--- Begin Raw records ---
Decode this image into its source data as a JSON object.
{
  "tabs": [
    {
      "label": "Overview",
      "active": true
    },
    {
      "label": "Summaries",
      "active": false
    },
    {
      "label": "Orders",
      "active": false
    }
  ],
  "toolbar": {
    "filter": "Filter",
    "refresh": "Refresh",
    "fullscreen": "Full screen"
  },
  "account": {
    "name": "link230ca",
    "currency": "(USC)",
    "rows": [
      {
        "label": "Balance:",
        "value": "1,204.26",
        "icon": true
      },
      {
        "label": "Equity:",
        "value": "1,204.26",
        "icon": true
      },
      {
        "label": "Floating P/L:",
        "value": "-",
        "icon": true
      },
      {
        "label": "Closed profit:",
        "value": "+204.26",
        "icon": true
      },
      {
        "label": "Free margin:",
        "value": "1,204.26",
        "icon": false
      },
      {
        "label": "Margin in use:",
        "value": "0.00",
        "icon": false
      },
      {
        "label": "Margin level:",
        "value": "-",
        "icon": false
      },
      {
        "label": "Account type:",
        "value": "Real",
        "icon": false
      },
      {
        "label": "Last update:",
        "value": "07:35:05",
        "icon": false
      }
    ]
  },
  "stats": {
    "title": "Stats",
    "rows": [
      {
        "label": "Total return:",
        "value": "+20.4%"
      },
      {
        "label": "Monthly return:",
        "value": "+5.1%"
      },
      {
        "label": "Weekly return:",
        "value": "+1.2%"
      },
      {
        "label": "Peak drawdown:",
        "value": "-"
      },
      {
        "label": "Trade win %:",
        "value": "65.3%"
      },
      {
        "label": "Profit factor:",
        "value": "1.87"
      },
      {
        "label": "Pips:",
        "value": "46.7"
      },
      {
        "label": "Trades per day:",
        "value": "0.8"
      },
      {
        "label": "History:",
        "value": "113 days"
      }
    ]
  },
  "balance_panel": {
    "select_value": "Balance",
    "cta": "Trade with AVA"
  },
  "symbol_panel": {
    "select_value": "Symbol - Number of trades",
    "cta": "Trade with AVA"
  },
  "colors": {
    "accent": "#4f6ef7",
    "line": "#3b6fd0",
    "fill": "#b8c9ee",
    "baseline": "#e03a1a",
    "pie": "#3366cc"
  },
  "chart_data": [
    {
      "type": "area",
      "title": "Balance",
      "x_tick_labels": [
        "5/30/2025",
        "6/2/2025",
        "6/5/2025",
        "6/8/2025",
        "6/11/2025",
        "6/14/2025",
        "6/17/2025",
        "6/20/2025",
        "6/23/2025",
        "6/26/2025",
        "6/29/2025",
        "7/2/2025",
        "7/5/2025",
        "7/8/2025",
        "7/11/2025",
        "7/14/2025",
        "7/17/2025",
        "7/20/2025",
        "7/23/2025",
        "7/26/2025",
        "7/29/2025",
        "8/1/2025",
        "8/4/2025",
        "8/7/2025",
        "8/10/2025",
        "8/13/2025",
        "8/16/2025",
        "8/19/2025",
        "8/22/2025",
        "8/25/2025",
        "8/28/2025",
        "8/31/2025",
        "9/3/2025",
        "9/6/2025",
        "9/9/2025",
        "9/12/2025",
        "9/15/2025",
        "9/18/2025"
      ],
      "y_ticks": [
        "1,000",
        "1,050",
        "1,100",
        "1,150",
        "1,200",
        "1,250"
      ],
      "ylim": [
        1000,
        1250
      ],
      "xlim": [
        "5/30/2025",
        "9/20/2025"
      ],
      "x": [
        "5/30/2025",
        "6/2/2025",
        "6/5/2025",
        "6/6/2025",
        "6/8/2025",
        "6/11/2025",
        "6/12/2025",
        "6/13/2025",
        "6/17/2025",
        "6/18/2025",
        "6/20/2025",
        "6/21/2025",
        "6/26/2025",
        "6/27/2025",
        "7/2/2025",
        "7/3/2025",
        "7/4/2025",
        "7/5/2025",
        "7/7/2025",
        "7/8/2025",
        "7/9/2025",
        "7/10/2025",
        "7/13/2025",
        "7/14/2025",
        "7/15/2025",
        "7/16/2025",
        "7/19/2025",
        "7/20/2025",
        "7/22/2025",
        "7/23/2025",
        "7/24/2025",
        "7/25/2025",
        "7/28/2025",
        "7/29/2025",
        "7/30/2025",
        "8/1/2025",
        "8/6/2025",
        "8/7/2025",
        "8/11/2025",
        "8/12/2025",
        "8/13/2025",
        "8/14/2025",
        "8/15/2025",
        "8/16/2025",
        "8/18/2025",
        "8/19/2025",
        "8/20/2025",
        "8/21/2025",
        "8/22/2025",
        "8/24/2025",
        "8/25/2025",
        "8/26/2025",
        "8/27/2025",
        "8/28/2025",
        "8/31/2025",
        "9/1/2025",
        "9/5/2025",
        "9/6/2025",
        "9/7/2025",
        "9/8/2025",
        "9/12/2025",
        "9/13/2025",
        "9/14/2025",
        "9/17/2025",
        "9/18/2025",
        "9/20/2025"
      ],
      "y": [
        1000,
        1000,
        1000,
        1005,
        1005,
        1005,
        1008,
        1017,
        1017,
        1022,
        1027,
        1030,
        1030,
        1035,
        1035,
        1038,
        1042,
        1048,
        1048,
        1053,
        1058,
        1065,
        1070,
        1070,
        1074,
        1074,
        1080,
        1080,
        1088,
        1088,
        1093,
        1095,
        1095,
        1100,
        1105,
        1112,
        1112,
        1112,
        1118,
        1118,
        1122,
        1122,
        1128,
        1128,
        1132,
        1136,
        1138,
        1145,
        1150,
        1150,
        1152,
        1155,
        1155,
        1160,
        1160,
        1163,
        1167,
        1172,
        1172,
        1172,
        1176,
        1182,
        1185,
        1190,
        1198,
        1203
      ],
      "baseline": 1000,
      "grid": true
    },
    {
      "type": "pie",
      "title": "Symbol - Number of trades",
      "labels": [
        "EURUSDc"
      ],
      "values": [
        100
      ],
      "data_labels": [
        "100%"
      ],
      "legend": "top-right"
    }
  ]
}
--- End Raw records ---
Challenge:
Return the entries in full, keeping every line exactly as it is.

Solution for this task:
Decode this image into its source data as a JSON object.
{
  "tabs": [
    {
      "label": "Overview",
      "active": true
    },
    {
      "label": "Summaries",
      "active": false
    },
    {
      "label": "Orders",
      "active": false
    }
  ],
  "toolbar": {
    "filter": "Filter",
    "refresh": "Refresh",
    "fullscreen": "Full screen"
  },
  "account": {
    "name": "link230ca",
    "currency": "(USC)",
    "rows": [
      {
        "label": "Balance:",
        "value": "1,204.26",
        "icon": true
      },
      {
        "label": "Equity:",
        "value": "1,204.26",
        "icon": true
      },
      {
        "label": "Floating P/L:",
        "value": "-",
        "icon": true
      },
      {
        "label": "Closed profit:",
        "value": "+204.26",
        "icon": true
      },
      {
        "label": "Free margin:",
        "value": "1,204.26",
        "icon": false
      },
      {
        "label": "Margin in use:",
        "value": "0.00",
        "icon": false
      },
      {
        "label": "Margin level:",
        "value": "-",
        "icon": false
      },
      {
        "label": "Account type:",
        "value": "Real",
        "icon": false
      },
      {
        "label": "Last update:",
        "value": "07:35:05",
        "icon": false
      }
    ]
  },
  "stats": {
    "title": "Stats",
    "rows": [
      {
        "label": "Total return:",
        "value": "+20.4%"
      },
      {
        "label": "Monthly return:",
        "value": "+5.1%"
      },
      {
        "label": "Weekly return:",
        "value": "+1.2%"
      },
      {
        "label": "Peak drawdown:",
        "value": "-"
      },
      {
        "label": "Trade win %:",
        "value": "65.3%"
      },
      {
        "label": "Profit factor:",
        "value": "1.87"
      },
      {
        "label": "Pips:",
        "value": "46.7"
      },
      {
        "label": "Trades per day:",
        "value": "0.8"
      },
      {
        "label": "History:",
        "value": "113 days"
      }
    ]
  },
  "balance_panel": {
    "select_value": "Balance",
    "cta": "Trade with AVA"
  },
  "symbol_panel": {
    "select_value": "Symbol - Number of trades",
    "cta": "Trade with AVA"
  },
  "colors": {
    "accent": "#4f6ef7",
    "line": "#3b6fd0",
    "fill": "#b8c9ee",
    "baseline": "#e03a1a",
    "pie": "#3366cc"
  },
  "chart_data": [
    {
      "type": "area",
      "title": "Balance",
      "x_tick_labels": [
        "5/30/2025",
        "6/2/2025",
        "6/5/2025",
        "6/8/2025",
        "6/11/2025",
        "6/14/2025",
        "6/17/2025",
        "6/20/2025",
        "6/23/2025",
        "6/26/2025",
        "6/29/2025",
        "7/2/2025",
        "7/5/2025",
        "7/8/2025",
        "7/11/2025",
        "7/14/2025",
        "7/17/2025",
        "7/20/2025",
        "7/23/2025",
        "7/26/2025",
        "7/29/2025",
        "8/1/2025",
        "8/4/2025",
        "8/7/2025",
        "8/10/2025",
        "8/13/2025",
        "8/16/2025",
        "8/19/2025",
        "8/22/2025",
        "8/25/2025",
        "8/28/2025",
        "8/31/2025",
        "9/3/2025",
        "9/6/2025",
        "9/9/2025",
        "9/12/2025",
        "9/15/2025",
        "9/18/2025"
      ],
      "y_ticks": [
        "1,000",
        "1,050",
        "1,100",
        "1,150",
        "1,200",
        "1,250"
      ],
      "ylim": [
        1000,
        1250
      ],
      "xlim": [
        "5/30/2025",
        "9/20/2025"
      ],
      "x": [
        "5/30/2025",
        "6/2/2025",
        "6/5/2025",
        "6/6/2025",
        "6/8/2025",
        "6/11/2025",
        "6/12/2025",
        "6/13/2025",
        "6/17/2025",
        "6/18/2025",
        "6/20/2025",
        "6/21/2025",
        "6/26/2025",
        "6/27/2025",
        "7/2/2025",
        "7/3/2025",
        "7/4/2025",
        "7/5/2025",
        "7/7/2025",
        "7/8/2025",
        "7/9/2025",
        "7/10/2025",
        "7/13/2025",
        "7/14/2025",
        "7/15/2025",
        "7/16/2025",
        "7/19/2025",
        "7/20/2025",
        "7/22/2025",
        "7/23/2025",
        "7/24/2025",
        "7/25/2025",
        "7/28/2025",
        "7/29/2025",
        "7/30/2025",
        "8/1/2025",
        "8/6/2025",
        "8/7/2025",
        "8/11/2025",
        "8/12/2025",
        "8/13/2025",
        "8/14/2025",
        "8/15/2025",
        "8/16/2025",
        "8/18/2025",
        "8/19/2025",
        "8/20/2025",
        "8/21/2025",
        "8/22/2025",
        "8/24/2025",
        "8/25/2025",
        "8/26/2025",
        "8/27/2025",
        "8/28/2025",
        "8/31/2025",
        "9/1/2025",
        "9/5/2025",
        "9/6/2025",
        "9/7/2025",
        "9/8/2025",
        "9/12/2025",
        "9/13/2025",
        "9/14/2025",
        "9/17/2025",
        "9/18/2025",
        "9/20/2025"
      ],
      "y": [
        1000,
        1000,
        1000,
        1005,
        1005,
        1005,
        1008,
        1017,
        1017,
        1022,
        1027,
        1030,
        1030,
        1035,
        1035,
        1038,
        1042,
        1048,
        1048,
        1053,
        1058,
        1065,
        1070,
        1070,
        1074,
        1074,
        1080,
        1080,
        1088,
        1088,
        1093,
        1095,
        1095,
        1100,
        1105,
        1112,
        1112,
        1112,
        1118,
        1118,
        1122,
        1122,
        1128,
        1128,
        1132,
        1136,
        1138,
        1145,
        1150,
        1150,
        1152,
        1155,
        1155,
        1160,
        1160,
        1163,
        1167,
        1172,
        1172,
        1172,
        1176,
        1182,
        1185,
        1190,
        1198,
        1203
      ],
      "baseline": 1000,
      "grid": true
    },
    {
      "type": "pie",
      "title": "Symbol - Number of trades",
      "labels": [
        "EURUSDc"
      ],
      "values": [
        100
      ],
      "data_labels": [
        "100%"
      ],
      "legend": "top-right"
    }
  ]
}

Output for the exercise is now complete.